Copy out the listing in full, exactly as written, but not its pictures.

START The input

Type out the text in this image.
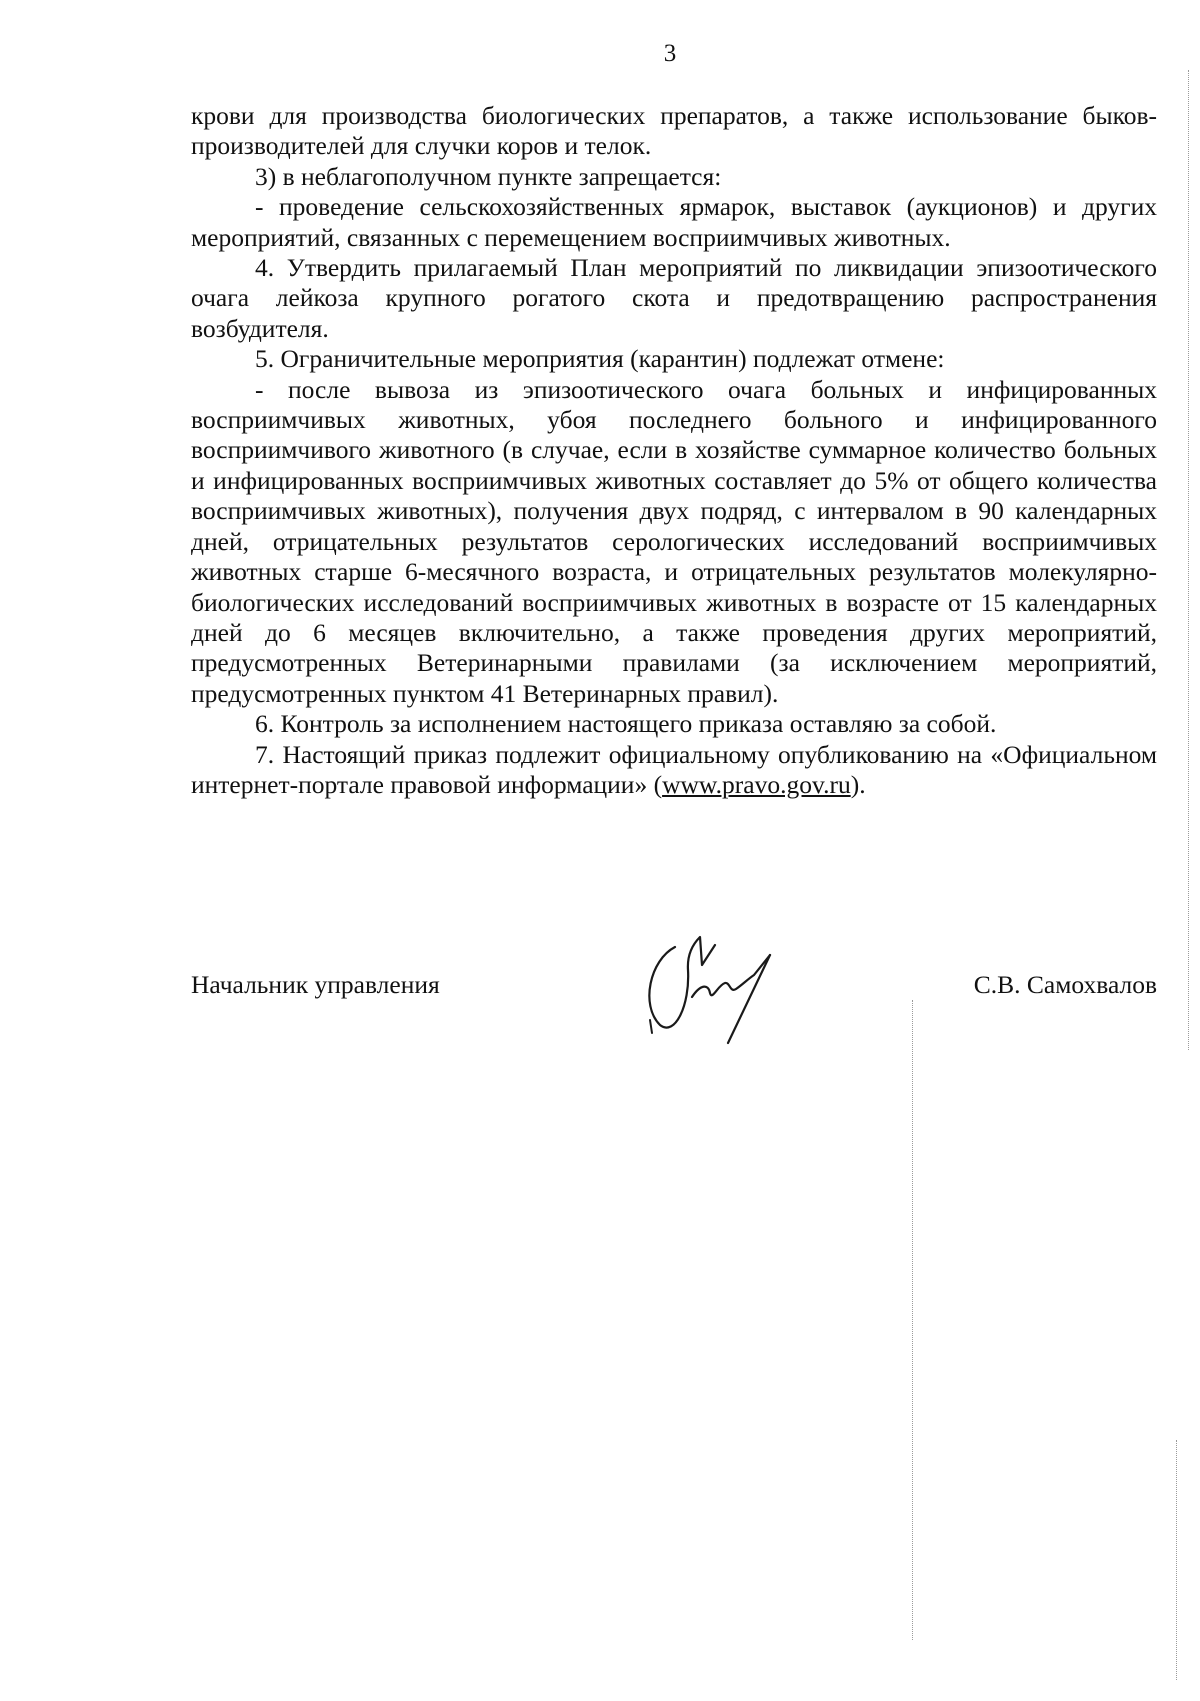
3

крови для производства биологических препаратов, а также использование быков-производителей для случки коров и телок.

3) в неблагополучном пункте запрещается:

- проведение сельскохозяйственных ярмарок, выставок (аукционов) и других мероприятий, связанных с перемещением восприимчивых животных.

4. Утвердить прилагаемый План мероприятий по ликвидации эпизоотического очага лейкоза крупного рогатого скота и предотвращению распространения возбудителя.

5. Ограничительные мероприятия (карантин) подлежат отмене:

- после вывоза из эпизоотического очага больных и инфицированных восприимчивых животных, убоя последнего больного и инфицированного восприимчивого животного (в случае, если в хозяйстве суммарное количество больных и инфицированных восприимчивых животных составляет до 5% от общего количества восприимчивых животных), получения двух подряд, с интервалом в 90 календарных дней, отрицательных результатов серологических исследований восприимчивых животных старше 6-месячного возраста, и отрицательных результатов молекулярно-биологических исследований восприимчивых животных в возрасте от 15 календарных дней до 6 месяцев включительно, а также проведения других мероприятий, предусмотренных Ветеринарными правилами (за исключением мероприятий, предусмотренных пунктом 41 Ветеринарных правил).

6. Контроль за исполнением настоящего приказа оставляю за собой.

7. Настоящий приказ подлежит официальному опубликованию на «Официальном интернет-портале правовой информации» (www.pravo.gov.ru).

Начальник управления	С.В. Самохвалов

END The input

Expected output =
Type out the text in this image.
3

крови для производства биологических препаратов, а также использование быков-производителей для случки коров и телок.

3) в неблагополучном пункте запрещается:

- проведение сельскохозяйственных ярмарок, выставок (аукционов) и других мероприятий, связанных с перемещением восприимчивых животных.

4. Утвердить прилагаемый План мероприятий по ликвидации эпизоотического очага лейкоза крупного рогатого скота и предотвращению распространения возбудителя.

5. Ограничительные мероприятия (карантин) подлежат отмене:

- после вывоза из эпизоотического очага больных и инфицированных восприимчивых животных, убоя последнего больного и инфицированного восприимчивого животного (в случае, если в хозяйстве суммарное количество больных и инфицированных восприимчивых животных составляет до 5% от общего количества восприимчивых животных), получения двух подряд, с интервалом в 90 календарных дней, отрицательных результатов серологических исследований восприимчивых животных старше 6-месячного возраста, и отрицательных результатов молекулярно-биологических исследований восприимчивых животных в возрасте от 15 календарных дней до 6 месяцев включительно, а также проведения других мероприятий, предусмотренных Ветеринарными правилами (за исключением мероприятий, предусмотренных пунктом 41 Ветеринарных правил).

6. Контроль за исполнением настоящего приказа оставляю за собой.

7. Настоящий приказ подлежит официальному опубликованию на «Официальном интернет-портале правовой информации» (www.pravo.gov.ru).

Начальник управления	С.В. Самохвалов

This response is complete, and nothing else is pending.